WHAT IS EXPECTED: Drop the images; return everything else in the listing below exactly.
## Start INPUT MATERIAL
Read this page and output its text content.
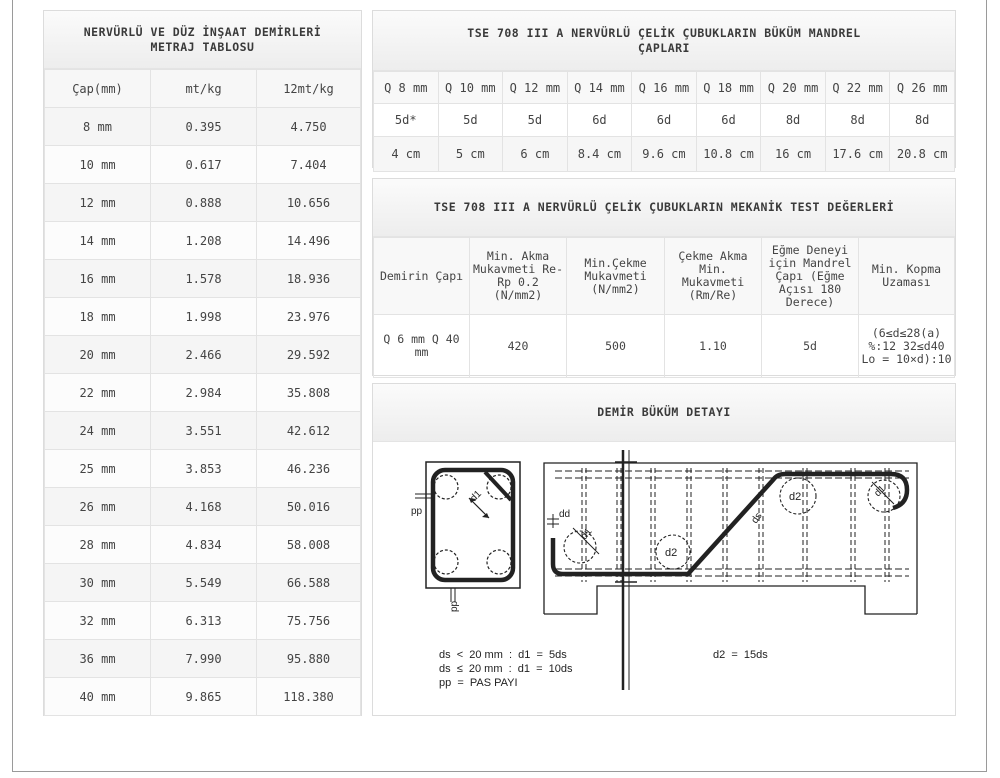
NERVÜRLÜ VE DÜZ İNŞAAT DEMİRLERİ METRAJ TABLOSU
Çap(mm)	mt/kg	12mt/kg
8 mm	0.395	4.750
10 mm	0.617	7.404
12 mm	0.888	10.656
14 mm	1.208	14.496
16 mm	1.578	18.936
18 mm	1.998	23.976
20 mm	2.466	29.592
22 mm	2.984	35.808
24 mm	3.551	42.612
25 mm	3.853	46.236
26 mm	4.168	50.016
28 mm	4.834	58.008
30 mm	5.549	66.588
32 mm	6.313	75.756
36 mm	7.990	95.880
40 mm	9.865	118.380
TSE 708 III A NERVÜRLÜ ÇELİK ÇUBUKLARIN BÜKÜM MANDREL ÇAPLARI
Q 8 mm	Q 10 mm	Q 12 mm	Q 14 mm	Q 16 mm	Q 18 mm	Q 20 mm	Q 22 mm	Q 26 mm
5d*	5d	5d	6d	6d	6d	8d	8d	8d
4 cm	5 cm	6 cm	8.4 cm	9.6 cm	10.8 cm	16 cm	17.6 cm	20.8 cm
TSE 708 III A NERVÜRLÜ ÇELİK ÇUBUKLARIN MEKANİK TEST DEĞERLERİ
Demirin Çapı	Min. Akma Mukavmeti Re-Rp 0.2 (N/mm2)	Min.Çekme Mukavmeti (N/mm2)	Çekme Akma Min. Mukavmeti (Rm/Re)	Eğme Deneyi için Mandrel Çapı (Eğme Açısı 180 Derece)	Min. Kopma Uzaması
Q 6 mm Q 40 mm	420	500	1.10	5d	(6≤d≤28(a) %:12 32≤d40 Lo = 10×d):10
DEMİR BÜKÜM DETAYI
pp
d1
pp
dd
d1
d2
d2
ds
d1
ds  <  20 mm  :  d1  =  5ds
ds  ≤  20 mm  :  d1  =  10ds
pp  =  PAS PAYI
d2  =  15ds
## End INPUT MATERIAL
SOLUTION FOR THIS PROBLEM:
Read this page and output its text content.
NERVÜRLÜ VE DÜZ İNŞAAT DEMİRLERİ METRAJ TABLOSU
Çap(mm)	mt/kg	12mt/kg
8 mm	0.395	4.750
10 mm	0.617	7.404
12 mm	0.888	10.656
14 mm	1.208	14.496
16 mm	1.578	18.936
18 mm	1.998	23.976
20 mm	2.466	29.592
22 mm	2.984	35.808
24 mm	3.551	42.612
25 mm	3.853	46.236
26 mm	4.168	50.016
28 mm	4.834	58.008
30 mm	5.549	66.588
32 mm	6.313	75.756
36 mm	7.990	95.880
40 mm	9.865	118.380
TSE 708 III A NERVÜRLÜ ÇELİK ÇUBUKLARIN BÜKÜM MANDREL ÇAPLARI
Q 8 mm	Q 10 mm	Q 12 mm	Q 14 mm	Q 16 mm	Q 18 mm	Q 20 mm	Q 22 mm	Q 26 mm
5d*	5d	5d	6d	6d	6d	8d	8d	8d
4 cm	5 cm	6 cm	8.4 cm	9.6 cm	10.8 cm	16 cm	17.6 cm	20.8 cm
TSE 708 III A NERVÜRLÜ ÇELİK ÇUBUKLARIN MEKANİK TEST DEĞERLERİ
Demirin Çapı	Min. Akma Mukavmeti Re-Rp 0.2 (N/mm2)	Min.Çekme Mukavmeti (N/mm2)	Çekme Akma Min. Mukavmeti (Rm/Re)	Eğme Deneyi için Mandrel Çapı (Eğme Açısı 180 Derece)	Min. Kopma Uzaması
Q 6 mm Q 40 mm	420	500	1.10	5d	(6≤d≤28(a) %:12 32≤d40 Lo = 10×d):10
DEMİR BÜKÜM DETAYI
pp
d1
pp
dd
d1
d2
d2
ds
d1
ds  <  20 mm  :  d1  =  5ds
ds  ≤  20 mm  :  d1  =  10ds
pp  =  PAS PAYI
d2  =  15ds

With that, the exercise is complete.